__TASK GOAL__
Copy every line in which the string "date" occurs.

------ EXTRACTED RECORDS ------

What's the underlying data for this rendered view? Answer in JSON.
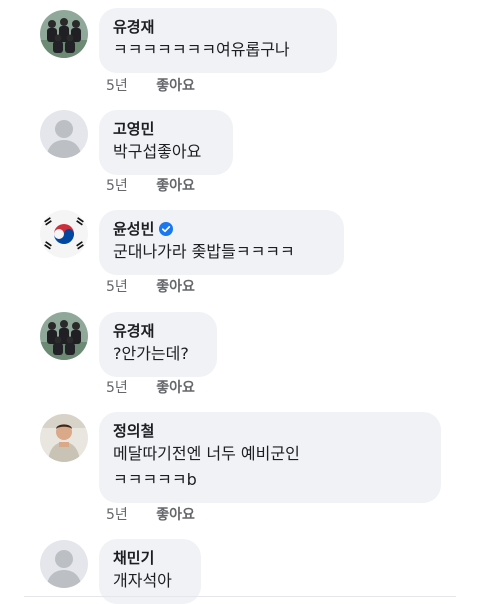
{
  "colors": {
    "bubble_bg": "#f0f2f5",
    "meta_text": "#65676b",
    "verified_blue": "#1877f2"
  },
  "comments": [
    {
      "name": "유경재",
      "text": "ㅋㅋㅋㅋㅋㅋㅋ여유롭구나",
      "time": "5년",
      "like": "좋아요",
      "avatar": "group-photo-avatar"
    },
    {
      "name": "고영민",
      "text": "박구섭좋아요",
      "time": "5년",
      "like": "좋아요",
      "avatar": "default-profile-avatar"
    },
    {
      "name": "윤성빈",
      "text": "군대나가라 좆밥들ㅋㅋㅋㅋ",
      "time": "5년",
      "like": "좋아요",
      "avatar": "korean-flag-avatar",
      "verified": true,
      "verified_icon": "verified-badge-icon"
    },
    {
      "name": "유경재",
      "text": "?안가는데?",
      "time": "5년",
      "like": "좋아요",
      "avatar": "group-photo-avatar"
    },
    {
      "name": "정의철",
      "text": "메달따기전엔 너두 예비군인\nㅋㅋㅋㅋㅋb",
      "time": "5년",
      "like": "좋아요",
      "avatar": "person-photo-avatar"
    },
    {
      "name": "채민기",
      "text": "개자석아",
      "avatar": "default-profile-avatar"
    }
  ]
}
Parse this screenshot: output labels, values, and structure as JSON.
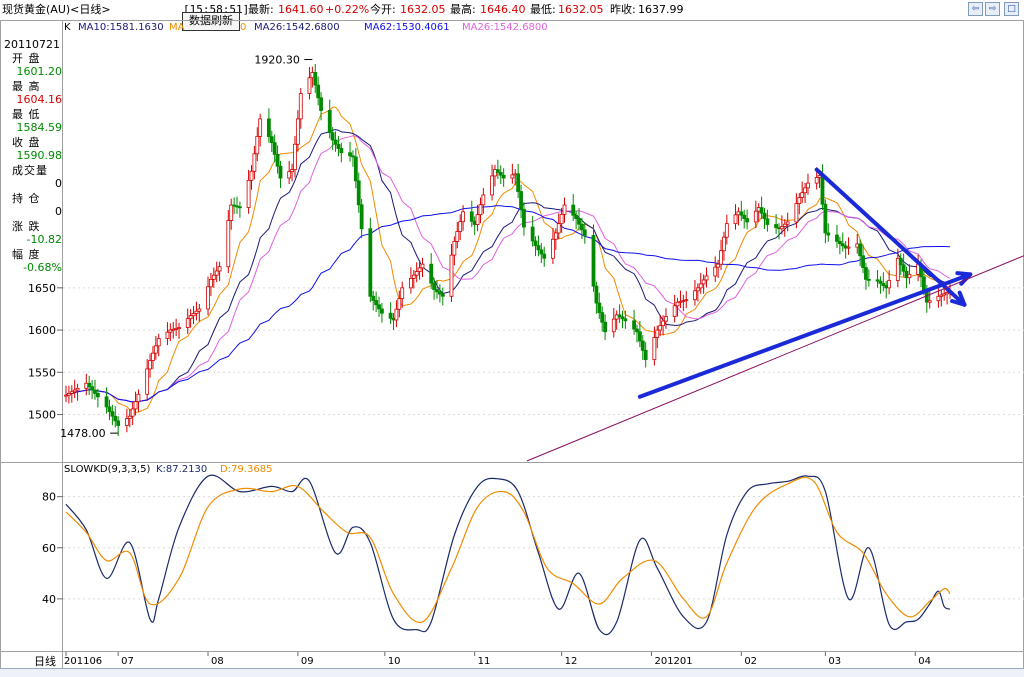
{
  "header": {
    "instrument": "现货黄金(AU)<日线>",
    "time": "[15:58:51]",
    "refresh_label": "数据刷新",
    "latest_label": "最新:",
    "latest_value": "1641.60",
    "change_value": "+0.22%",
    "open_label": "今开:",
    "open_value": "1632.05",
    "high_label": "最高:",
    "high_value": "1646.40",
    "low_label": "最低:",
    "low_value": "1632.05",
    "prev_label": "昨收:",
    "prev_value": "1637.99"
  },
  "ma_legend": {
    "prefix": "K",
    "ma10": "MA10:1581.1630",
    "ma20_partial": "MA",
    "ma20_tail": "0",
    "ma26": "MA26:1542.6800",
    "ma62": "MA62:1530.4061",
    "ma26b": "MA26:1542.6800"
  },
  "info_panel": {
    "date": "20110721",
    "open_label": "开 盘",
    "open": "1601.20",
    "high_label": "最 高",
    "high": "1604.16",
    "low_label": "最 低",
    "low": "1584.59",
    "close_label": "收 盘",
    "close": "1590.98",
    "volume_label": "成交量",
    "volume": "0",
    "position_label": "持 仓",
    "position": "0",
    "change_label": "涨 跌",
    "change": "-10.82",
    "amplitude_label": "幅 度",
    "amplitude": "-0.68%"
  },
  "kd_legend": {
    "name": "SLOWKD(9,3,3,5)",
    "k": "K:87.2130",
    "d": "D:79.3685"
  },
  "axis": {
    "bottom_label": "日线"
  },
  "colors": {
    "up": "#d40000",
    "down": "#008a00",
    "ma10": "#f08c00",
    "ma26": "#1a1a7a",
    "ma62": "#1010ee",
    "ma26b": "#e060e0",
    "trendline": "#1a2ad8",
    "k_line": "#1a2a6a",
    "d_line": "#f08c00"
  },
  "chart_data": [
    {
      "type": "candlestick",
      "annotations": [
        {
          "label": "1920.30",
          "date": "2011-09-06"
        },
        {
          "label": "1478.00",
          "date": "2011-07-01"
        }
      ],
      "ylim": [
        1445,
        1960
      ],
      "ytick_labels": [
        "1500",
        "1550",
        "1600",
        "1650"
      ],
      "x_tick_labels": [
        "201106",
        "07",
        "08",
        "09",
        "10",
        "11",
        "12",
        "201201",
        "02",
        "03",
        "04"
      ],
      "x_start": "2011-06-13",
      "x_end": "2012-04-13",
      "anchors": [
        [
          "2011-06-13",
          1523
        ],
        [
          "2011-06-16",
          1529
        ],
        [
          "2011-06-20",
          1537
        ],
        [
          "2011-06-23",
          1525
        ],
        [
          "2011-06-27",
          1509
        ],
        [
          "2011-07-01",
          1487
        ],
        [
          "2011-07-05",
          1498
        ],
        [
          "2011-07-08",
          1524
        ],
        [
          "2011-07-12",
          1564
        ],
        [
          "2011-07-15",
          1590
        ],
        [
          "2011-07-19",
          1600
        ],
        [
          "2011-07-22",
          1603
        ],
        [
          "2011-07-26",
          1617
        ],
        [
          "2011-07-29",
          1625
        ],
        [
          "2011-08-02",
          1660
        ],
        [
          "2011-08-05",
          1675
        ],
        [
          "2011-08-09",
          1748
        ],
        [
          "2011-08-12",
          1745
        ],
        [
          "2011-08-16",
          1788
        ],
        [
          "2011-08-19",
          1850
        ],
        [
          "2011-08-23",
          1822
        ],
        [
          "2011-08-26",
          1780
        ],
        [
          "2011-08-30",
          1790
        ],
        [
          "2011-09-02",
          1880
        ],
        [
          "2011-09-06",
          1905
        ],
        [
          "2011-09-09",
          1860
        ],
        [
          "2011-09-13",
          1825
        ],
        [
          "2011-09-16",
          1810
        ],
        [
          "2011-09-20",
          1805
        ],
        [
          "2011-09-23",
          1720
        ],
        [
          "2011-09-26",
          1640
        ],
        [
          "2011-09-30",
          1620
        ],
        [
          "2011-10-04",
          1612
        ],
        [
          "2011-10-07",
          1650
        ],
        [
          "2011-10-11",
          1665
        ],
        [
          "2011-10-14",
          1678
        ],
        [
          "2011-10-18",
          1648
        ],
        [
          "2011-10-21",
          1640
        ],
        [
          "2011-10-25",
          1705
        ],
        [
          "2011-10-28",
          1740
        ],
        [
          "2011-11-01",
          1725
        ],
        [
          "2011-11-04",
          1760
        ],
        [
          "2011-11-08",
          1790
        ],
        [
          "2011-11-11",
          1780
        ],
        [
          "2011-11-15",
          1785
        ],
        [
          "2011-11-18",
          1722
        ],
        [
          "2011-11-22",
          1700
        ],
        [
          "2011-11-25",
          1685
        ],
        [
          "2011-11-29",
          1715
        ],
        [
          "2011-12-02",
          1748
        ],
        [
          "2011-12-06",
          1732
        ],
        [
          "2011-12-09",
          1712
        ],
        [
          "2011-12-13",
          1632
        ],
        [
          "2011-12-16",
          1598
        ],
        [
          "2011-12-20",
          1618
        ],
        [
          "2011-12-23",
          1611
        ],
        [
          "2011-12-27",
          1598
        ],
        [
          "2011-12-30",
          1565
        ],
        [
          "2012-01-03",
          1600
        ],
        [
          "2012-01-06",
          1616
        ],
        [
          "2012-01-10",
          1633
        ],
        [
          "2012-01-13",
          1636
        ],
        [
          "2012-01-17",
          1650
        ],
        [
          "2012-01-20",
          1664
        ],
        [
          "2012-01-24",
          1678
        ],
        [
          "2012-01-27",
          1726
        ],
        [
          "2012-01-31",
          1740
        ],
        [
          "2012-02-03",
          1728
        ],
        [
          "2012-02-07",
          1745
        ],
        [
          "2012-02-10",
          1725
        ],
        [
          "2012-02-14",
          1720
        ],
        [
          "2012-02-17",
          1728
        ],
        [
          "2012-02-21",
          1757
        ],
        [
          "2012-02-24",
          1774
        ],
        [
          "2012-02-28",
          1783
        ],
        [
          "2012-03-01",
          1715
        ],
        [
          "2012-03-05",
          1705
        ],
        [
          "2012-03-08",
          1697
        ],
        [
          "2012-03-12",
          1702
        ],
        [
          "2012-03-15",
          1660
        ],
        [
          "2012-03-19",
          1658
        ],
        [
          "2012-03-22",
          1650
        ],
        [
          "2012-03-26",
          1685
        ],
        [
          "2012-03-29",
          1662
        ],
        [
          "2012-04-02",
          1678
        ],
        [
          "2012-04-05",
          1633
        ],
        [
          "2012-04-09",
          1640
        ],
        [
          "2012-04-13",
          1646
        ]
      ],
      "trendlines": [
        {
          "from": [
            "2012-02-27",
            1790
          ],
          "to": [
            "2012-04-18",
            1630
          ]
        },
        {
          "from": [
            "2011-12-28",
            1521
          ],
          "to": [
            "2012-04-20",
            1666
          ]
        },
        {
          "from": [
            "2011-11-19",
            1445
          ],
          "to": [
            "2012-04-30",
            1676
          ]
        }
      ]
    },
    {
      "type": "line",
      "title": "SLOWKD(9,3,3,5)",
      "ylim": [
        20,
        92
      ],
      "ytick_labels": [
        "40",
        "60",
        "80"
      ],
      "series": [
        {
          "name": "K",
          "values": [
            [
              "2011-06-13",
              77
            ],
            [
              "2011-06-20",
              67
            ],
            [
              "2011-06-27",
              48
            ],
            [
              "2011-07-05",
              62
            ],
            [
              "2011-07-12",
              32
            ],
            [
              "2011-07-15",
              40
            ],
            [
              "2011-07-22",
              68
            ],
            [
              "2011-08-01",
              88
            ],
            [
              "2011-08-12",
              82
            ],
            [
              "2011-08-23",
              84
            ],
            [
              "2011-08-30",
              82
            ],
            [
              "2011-09-05",
              86
            ],
            [
              "2011-09-14",
              58
            ],
            [
              "2011-09-20",
              68
            ],
            [
              "2011-09-26",
              62
            ],
            [
              "2011-10-04",
              32
            ],
            [
              "2011-10-12",
              28
            ],
            [
              "2011-10-17",
              31
            ],
            [
              "2011-10-25",
              65
            ],
            [
              "2011-11-02",
              84
            ],
            [
              "2011-11-09",
              87
            ],
            [
              "2011-11-16",
              82
            ],
            [
              "2011-11-23",
              58
            ],
            [
              "2011-11-30",
              36
            ],
            [
              "2011-12-07",
              50
            ],
            [
              "2011-12-14",
              28
            ],
            [
              "2011-12-20",
              31
            ],
            [
              "2011-12-28",
              63
            ],
            [
              "2012-01-03",
              52
            ],
            [
              "2012-01-12",
              33
            ],
            [
              "2012-01-20",
              31
            ],
            [
              "2012-01-27",
              65
            ],
            [
              "2012-02-03",
              82
            ],
            [
              "2012-02-10",
              85
            ],
            [
              "2012-02-17",
              86
            ],
            [
              "2012-02-24",
              88
            ],
            [
              "2012-03-01",
              82
            ],
            [
              "2012-03-09",
              40
            ],
            [
              "2012-03-16",
              60
            ],
            [
              "2012-03-23",
              30
            ],
            [
              "2012-03-29",
              31
            ],
            [
              "2012-04-02",
              32
            ],
            [
              "2012-04-06",
              38
            ],
            [
              "2012-04-09",
              43
            ],
            [
              "2012-04-11",
              37
            ],
            [
              "2012-04-13",
              36
            ]
          ]
        },
        {
          "name": "D",
          "values": [
            [
              "2011-06-13",
              74
            ],
            [
              "2011-06-20",
              66
            ],
            [
              "2011-06-27",
              55
            ],
            [
              "2011-07-05",
              58
            ],
            [
              "2011-07-12",
              38
            ],
            [
              "2011-07-22",
              48
            ],
            [
              "2011-08-01",
              76
            ],
            [
              "2011-08-12",
              83
            ],
            [
              "2011-08-23",
              82
            ],
            [
              "2011-09-01",
              84
            ],
            [
              "2011-09-10",
              74
            ],
            [
              "2011-09-18",
              66
            ],
            [
              "2011-09-26",
              64
            ],
            [
              "2011-10-04",
              42
            ],
            [
              "2011-10-14",
              31
            ],
            [
              "2011-10-24",
              52
            ],
            [
              "2011-11-02",
              76
            ],
            [
              "2011-11-11",
              82
            ],
            [
              "2011-11-18",
              74
            ],
            [
              "2011-11-26",
              52
            ],
            [
              "2011-12-05",
              46
            ],
            [
              "2011-12-14",
              38
            ],
            [
              "2011-12-22",
              48
            ],
            [
              "2012-01-02",
              55
            ],
            [
              "2012-01-12",
              40
            ],
            [
              "2012-01-20",
              33
            ],
            [
              "2012-01-27",
              54
            ],
            [
              "2012-02-06",
              76
            ],
            [
              "2012-02-17",
              85
            ],
            [
              "2012-02-26",
              86
            ],
            [
              "2012-03-05",
              66
            ],
            [
              "2012-03-14",
              58
            ],
            [
              "2012-03-22",
              42
            ],
            [
              "2012-03-30",
              33
            ],
            [
              "2012-04-06",
              39
            ],
            [
              "2012-04-11",
              44
            ],
            [
              "2012-04-13",
              42
            ]
          ]
        }
      ]
    }
  ]
}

------

__REPLY__
    "date": "20110721",
          "date": "2011-09-06"
          "date": "2011-07-01"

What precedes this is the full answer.